Given task » Set the listing down again exactly, please, apart from its pictures.

Source data »

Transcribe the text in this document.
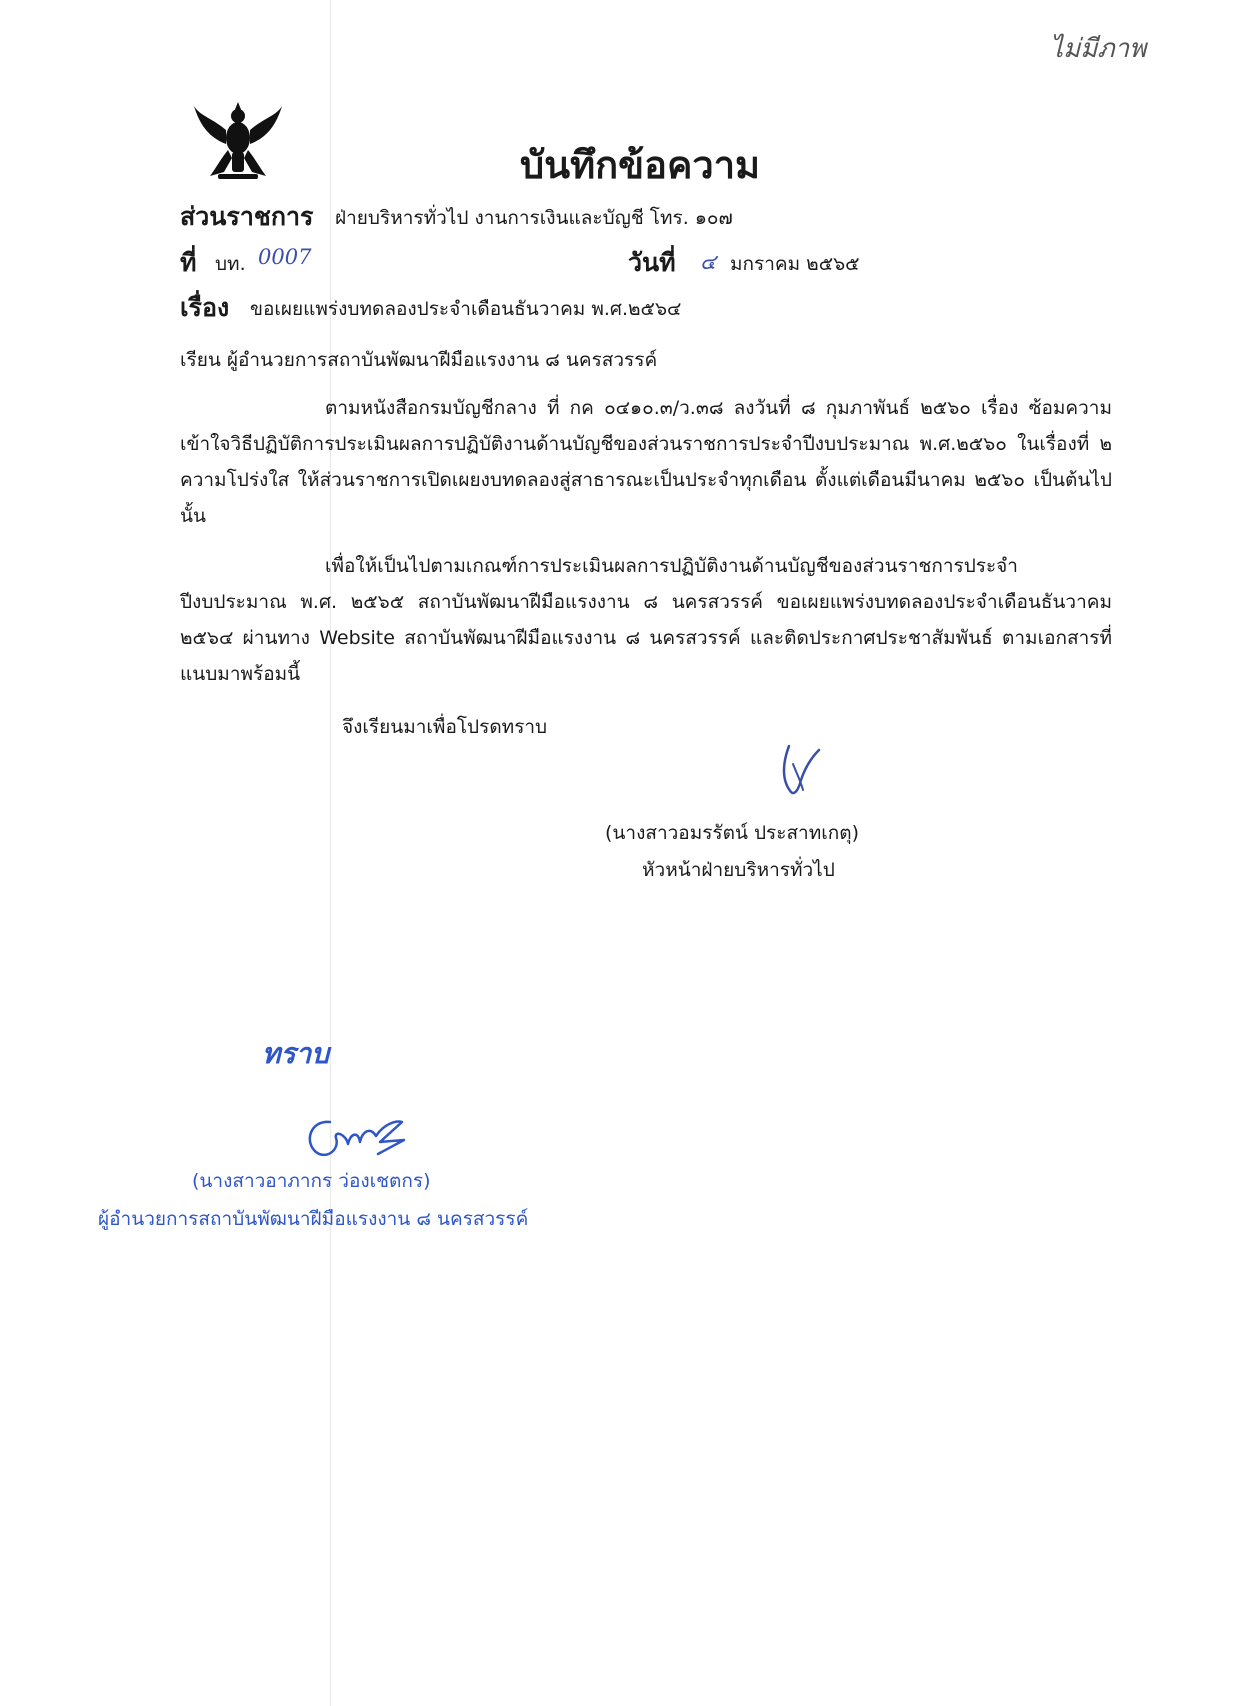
ไม่มีภาพ
บันทึกข้อความ
ส่วนราชการ ฝ่ายบริหารทั่วไป งานการเงินและบัญชี โทร. ๑๐๗
ที่ บท. 0007	วันที่ ๔ มกราคม ๒๕๖๕
เรื่อง ขอเผยแพร่งบทดลองประจำเดือนธันวาคม พ.ศ.๒๕๖๔
เรียน ผู้อำนวยการสถาบันพัฒนาฝีมือแรงงาน ๘ นครสวรรค์
ตามหนังสือกรมบัญชีกลาง ที่ กค ๐๔๑๐.๓/ว.๓๘ ลงวันที่ ๘ กุมภาพันธ์ ๒๕๖๐ เรื่อง ซ้อมความเข้าใจวิธีปฏิบัติการประเมินผลการปฏิบัติงานด้านบัญชีของส่วนราชการประจำปีงบประมาณ พ.ศ.๒๕๖๐ ในเรื่องที่ ๒ ความโปร่งใส ให้ส่วนราชการเปิดเผยงบทดลองสู่สาธารณะเป็นประจำทุกเดือน ตั้งแต่เดือนมีนาคม ๒๕๖๐ เป็นต้นไป นั้น
เพื่อให้เป็นไปตามเกณฑ์การประเมินผลการปฏิบัติงานด้านบัญชีของส่วนราชการประจำปีงบประมาณ พ.ศ. ๒๕๖๕ สถาบันพัฒนาฝีมือแรงงาน ๘ นครสวรรค์ ขอเผยแพร่งบทดลองประจำเดือนธันวาคม ๒๕๖๔ ผ่านทาง Website สถาบันพัฒนาฝีมือแรงงาน ๘ นครสวรรค์ และติดประกาศประชาสัมพันธ์ ตามเอกสารที่แนบมาพร้อมนี้
จึงเรียนมาเพื่อโปรดทราบ
(นางสาวอมรรัตน์ ประสาทเกตุ)
หัวหน้าฝ่ายบริหารทั่วไป
ทราบ
(นางสาวอาภากร ว่องเชตกร)
ผู้อำนวยการสถาบันพัฒนาฝีมือแรงงาน ๘ นครสวรรค์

Response for this exercise »
Transcribe the text in this document.
ไม่มีภาพ
บันทึกข้อความ
ส่วนราชการ ฝ่ายบริหารทั่วไป งานการเงินและบัญชี โทร. ๑๐๗
ที่ บท. 0007	วันที่ ๔ มกราคม ๒๕๖๕
เรื่อง ขอเผยแพร่งบทดลองประจำเดือนธันวาคม พ.ศ.๒๕๖๔
เรียน ผู้อำนวยการสถาบันพัฒนาฝีมือแรงงาน ๘ นครสวรรค์
ตามหนังสือกรมบัญชีกลาง ที่ กค ๐๔๑๐.๓/ว.๓๘ ลงวันที่ ๘ กุมภาพันธ์ ๒๕๖๐ เรื่อง ซ้อมความเข้าใจวิธีปฏิบัติการประเมินผลการปฏิบัติงานด้านบัญชีของส่วนราชการประจำปีงบประมาณ พ.ศ.๒๕๖๐ ในเรื่องที่ ๒ ความโปร่งใส ให้ส่วนราชการเปิดเผยงบทดลองสู่สาธารณะเป็นประจำทุกเดือน ตั้งแต่เดือนมีนาคม ๒๕๖๐ เป็นต้นไป นั้น
เพื่อให้เป็นไปตามเกณฑ์การประเมินผลการปฏิบัติงานด้านบัญชีของส่วนราชการประจำปีงบประมาณ พ.ศ. ๒๕๖๕ สถาบันพัฒนาฝีมือแรงงาน ๘ นครสวรรค์ ขอเผยแพร่งบทดลองประจำเดือนธันวาคม ๒๕๖๔ ผ่านทาง Website สถาบันพัฒนาฝีมือแรงงาน ๘ นครสวรรค์ และติดประกาศประชาสัมพันธ์ ตามเอกสารที่แนบมาพร้อมนี้
จึงเรียนมาเพื่อโปรดทราบ
(นางสาวอมรรัตน์ ประสาทเกตุ)
หัวหน้าฝ่ายบริหารทั่วไป
ทราบ
(นางสาวอาภากร ว่องเชตกร)
ผู้อำนวยการสถาบันพัฒนาฝีมือแรงงาน ๘ นครสวรรค์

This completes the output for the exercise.